The task
Work through the data below and give the number of lines holding "water", nothing more.
_ _ _ _ _
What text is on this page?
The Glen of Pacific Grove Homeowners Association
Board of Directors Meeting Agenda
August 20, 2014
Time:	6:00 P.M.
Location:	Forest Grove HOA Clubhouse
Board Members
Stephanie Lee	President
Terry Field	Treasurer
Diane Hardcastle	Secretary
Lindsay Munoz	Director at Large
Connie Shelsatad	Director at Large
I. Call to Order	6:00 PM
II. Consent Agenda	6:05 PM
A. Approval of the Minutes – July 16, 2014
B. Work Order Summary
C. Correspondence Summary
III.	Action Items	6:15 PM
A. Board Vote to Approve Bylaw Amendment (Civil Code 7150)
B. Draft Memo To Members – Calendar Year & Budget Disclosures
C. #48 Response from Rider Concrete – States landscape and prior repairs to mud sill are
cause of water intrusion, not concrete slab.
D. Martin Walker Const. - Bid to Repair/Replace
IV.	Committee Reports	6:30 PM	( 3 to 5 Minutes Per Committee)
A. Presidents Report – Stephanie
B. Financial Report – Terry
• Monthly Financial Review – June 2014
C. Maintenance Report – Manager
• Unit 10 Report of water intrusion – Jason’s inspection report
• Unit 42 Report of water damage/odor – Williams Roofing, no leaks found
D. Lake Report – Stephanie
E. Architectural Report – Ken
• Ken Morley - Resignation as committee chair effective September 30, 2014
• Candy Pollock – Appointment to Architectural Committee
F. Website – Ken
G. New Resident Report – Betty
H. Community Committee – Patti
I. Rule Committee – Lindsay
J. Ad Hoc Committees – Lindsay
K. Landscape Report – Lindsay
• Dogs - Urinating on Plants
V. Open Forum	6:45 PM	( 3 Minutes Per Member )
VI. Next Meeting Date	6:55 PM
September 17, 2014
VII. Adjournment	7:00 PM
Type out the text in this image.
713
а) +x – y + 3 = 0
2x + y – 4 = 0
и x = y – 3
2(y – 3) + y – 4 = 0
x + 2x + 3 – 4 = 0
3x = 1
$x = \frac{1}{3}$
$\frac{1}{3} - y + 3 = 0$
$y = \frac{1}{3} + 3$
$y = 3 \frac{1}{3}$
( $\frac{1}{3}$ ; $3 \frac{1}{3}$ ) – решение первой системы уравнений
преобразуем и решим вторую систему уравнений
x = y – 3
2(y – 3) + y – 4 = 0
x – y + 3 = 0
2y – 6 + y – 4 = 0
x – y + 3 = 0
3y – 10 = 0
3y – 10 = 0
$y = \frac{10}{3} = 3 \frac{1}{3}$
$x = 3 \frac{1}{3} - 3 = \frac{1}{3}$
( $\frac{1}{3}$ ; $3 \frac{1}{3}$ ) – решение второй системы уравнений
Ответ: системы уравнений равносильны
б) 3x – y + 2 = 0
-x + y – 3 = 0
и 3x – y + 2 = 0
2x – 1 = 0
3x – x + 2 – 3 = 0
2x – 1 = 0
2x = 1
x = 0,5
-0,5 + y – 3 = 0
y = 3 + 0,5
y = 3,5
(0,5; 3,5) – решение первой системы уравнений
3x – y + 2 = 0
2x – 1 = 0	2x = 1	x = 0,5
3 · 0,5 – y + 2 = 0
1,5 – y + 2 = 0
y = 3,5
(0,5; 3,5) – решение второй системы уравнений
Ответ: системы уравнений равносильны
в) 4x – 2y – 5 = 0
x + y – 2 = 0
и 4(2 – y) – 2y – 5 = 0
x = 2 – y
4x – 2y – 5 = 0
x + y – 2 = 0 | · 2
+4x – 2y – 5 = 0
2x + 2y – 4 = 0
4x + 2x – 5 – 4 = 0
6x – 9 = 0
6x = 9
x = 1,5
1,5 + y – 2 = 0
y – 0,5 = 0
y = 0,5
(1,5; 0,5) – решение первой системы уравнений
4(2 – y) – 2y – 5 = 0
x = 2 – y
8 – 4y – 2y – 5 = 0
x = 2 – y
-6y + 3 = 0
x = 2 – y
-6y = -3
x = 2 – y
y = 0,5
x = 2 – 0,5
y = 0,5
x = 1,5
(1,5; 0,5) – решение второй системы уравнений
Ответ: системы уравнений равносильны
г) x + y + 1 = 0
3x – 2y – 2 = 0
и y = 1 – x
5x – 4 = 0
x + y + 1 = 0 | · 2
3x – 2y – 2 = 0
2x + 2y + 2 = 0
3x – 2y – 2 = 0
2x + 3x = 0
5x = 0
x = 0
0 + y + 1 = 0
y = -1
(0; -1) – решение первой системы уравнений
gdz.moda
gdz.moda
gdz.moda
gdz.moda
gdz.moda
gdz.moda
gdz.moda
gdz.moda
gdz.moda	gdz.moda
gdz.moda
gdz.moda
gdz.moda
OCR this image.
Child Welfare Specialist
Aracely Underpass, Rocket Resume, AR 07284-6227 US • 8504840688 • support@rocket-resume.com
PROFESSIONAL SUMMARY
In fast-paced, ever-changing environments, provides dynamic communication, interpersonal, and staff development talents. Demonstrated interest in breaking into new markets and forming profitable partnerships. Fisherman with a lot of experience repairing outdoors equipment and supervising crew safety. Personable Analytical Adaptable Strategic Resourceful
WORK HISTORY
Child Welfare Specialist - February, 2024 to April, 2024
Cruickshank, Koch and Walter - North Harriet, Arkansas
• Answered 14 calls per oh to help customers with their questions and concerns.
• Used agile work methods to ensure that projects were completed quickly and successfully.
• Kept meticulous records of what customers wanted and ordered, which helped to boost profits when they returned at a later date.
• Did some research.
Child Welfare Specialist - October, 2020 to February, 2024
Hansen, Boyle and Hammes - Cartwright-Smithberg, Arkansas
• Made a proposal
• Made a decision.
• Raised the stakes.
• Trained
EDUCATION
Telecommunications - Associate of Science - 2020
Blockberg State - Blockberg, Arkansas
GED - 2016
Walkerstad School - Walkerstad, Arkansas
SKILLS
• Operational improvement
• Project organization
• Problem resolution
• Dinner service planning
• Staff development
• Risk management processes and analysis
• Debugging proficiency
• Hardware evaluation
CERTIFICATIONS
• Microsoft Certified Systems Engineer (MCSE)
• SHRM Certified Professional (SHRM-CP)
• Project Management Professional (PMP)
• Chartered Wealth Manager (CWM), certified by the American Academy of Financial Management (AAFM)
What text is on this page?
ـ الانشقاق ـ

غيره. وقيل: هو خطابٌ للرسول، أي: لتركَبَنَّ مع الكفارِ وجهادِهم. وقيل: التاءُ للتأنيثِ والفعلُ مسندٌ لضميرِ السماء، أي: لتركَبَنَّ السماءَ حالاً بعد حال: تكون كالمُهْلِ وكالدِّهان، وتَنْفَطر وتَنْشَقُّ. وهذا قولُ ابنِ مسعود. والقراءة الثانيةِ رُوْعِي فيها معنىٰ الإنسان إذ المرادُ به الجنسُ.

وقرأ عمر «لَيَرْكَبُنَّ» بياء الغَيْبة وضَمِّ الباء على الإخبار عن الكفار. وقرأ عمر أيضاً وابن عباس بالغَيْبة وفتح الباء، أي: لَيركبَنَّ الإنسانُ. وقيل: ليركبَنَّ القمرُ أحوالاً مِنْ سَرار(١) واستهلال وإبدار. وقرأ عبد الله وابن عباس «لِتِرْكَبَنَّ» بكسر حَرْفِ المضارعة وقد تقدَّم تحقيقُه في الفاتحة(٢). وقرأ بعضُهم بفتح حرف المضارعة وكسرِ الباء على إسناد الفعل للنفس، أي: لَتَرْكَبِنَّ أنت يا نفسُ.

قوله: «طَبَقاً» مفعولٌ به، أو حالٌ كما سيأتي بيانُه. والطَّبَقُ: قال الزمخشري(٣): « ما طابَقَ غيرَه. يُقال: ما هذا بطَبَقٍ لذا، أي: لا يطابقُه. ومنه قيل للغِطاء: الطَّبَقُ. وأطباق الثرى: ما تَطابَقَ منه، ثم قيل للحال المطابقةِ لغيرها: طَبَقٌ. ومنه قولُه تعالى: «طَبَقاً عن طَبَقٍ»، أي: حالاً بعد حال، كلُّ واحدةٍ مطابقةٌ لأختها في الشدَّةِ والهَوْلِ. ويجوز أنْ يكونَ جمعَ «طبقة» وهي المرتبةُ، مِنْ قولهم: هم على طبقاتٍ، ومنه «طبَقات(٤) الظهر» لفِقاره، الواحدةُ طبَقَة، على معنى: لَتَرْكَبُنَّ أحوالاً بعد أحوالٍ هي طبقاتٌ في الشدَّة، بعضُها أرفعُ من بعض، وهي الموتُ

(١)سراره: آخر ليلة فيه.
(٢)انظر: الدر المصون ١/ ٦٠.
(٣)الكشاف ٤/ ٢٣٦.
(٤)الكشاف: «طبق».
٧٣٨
_ _ _ _ _
Problem solution
3